Exercise brief: Each record that follows should be repeated exactly, minus any images.

==== Supplied data

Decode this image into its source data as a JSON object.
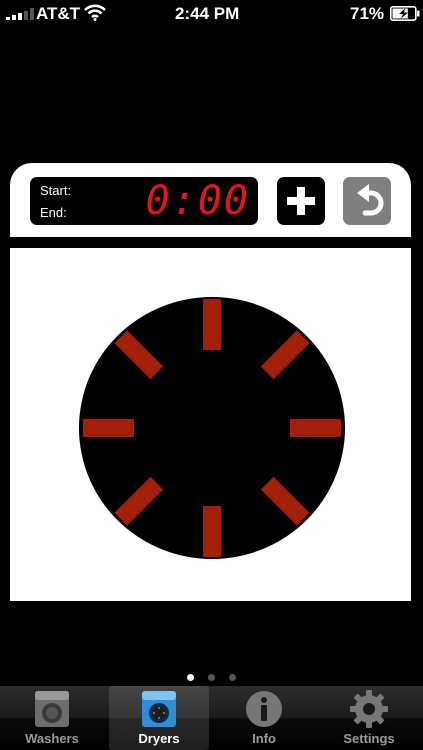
{
  "status_bar": {
    "carrier": "AT&T",
    "time": "2:44 PM",
    "battery_percent": "71%",
    "battery_level": 0.71
  },
  "timer": {
    "start_label": "Start:",
    "end_label": "End:",
    "display": "0:00",
    "digit_color": "#e8141c"
  },
  "controls": {
    "add_icon": "plus-icon",
    "undo_icon": "undo-arrow-icon"
  },
  "dial": {
    "tick_count": 8,
    "tick_color": "#a31f0a",
    "face_color": "#000000"
  },
  "pager": {
    "page_count": 3,
    "current_page": 1
  },
  "tabs": [
    {
      "label": "Washers",
      "icon": "washer-icon",
      "active": false
    },
    {
      "label": "Dryers",
      "icon": "dryer-icon",
      "active": true
    },
    {
      "label": "Info",
      "icon": "info-icon",
      "active": false
    },
    {
      "label": "Settings",
      "icon": "gear-icon",
      "active": false
    }
  ]
}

========

Output of the exercise:
Decode this image into its source data as a JSON object.
{
  "status_bar": {
    "carrier": "AT&T",
    "time": "2:44 PM",
    "battery_percent": "71%",
    "battery_level": 0.71
  },
  "timer": {
    "start_label": "Start:",
    "end_label": "End:",
    "display": "0:00",
    "digit_color": "#e8141c"
  },
  "controls": {
    "add_icon": "plus-icon",
    "undo_icon": "undo-arrow-icon"
  },
  "dial": {
    "tick_count": 8,
    "tick_color": "#a31f0a",
    "face_color": "#000000"
  },
  "pager": {
    "page_count": 3,
    "current_page": 1
  },
  "tabs": [
    {
      "label": "Washers",
      "icon": "washer-icon",
      "active": false
    },
    {
      "label": "Dryers",
      "icon": "dryer-icon",
      "active": true
    },
    {
      "label": "Info",
      "icon": "info-icon",
      "active": false
    },
    {
      "label": "Settings",
      "icon": "gear-icon",
      "active": false
    }
  ]
}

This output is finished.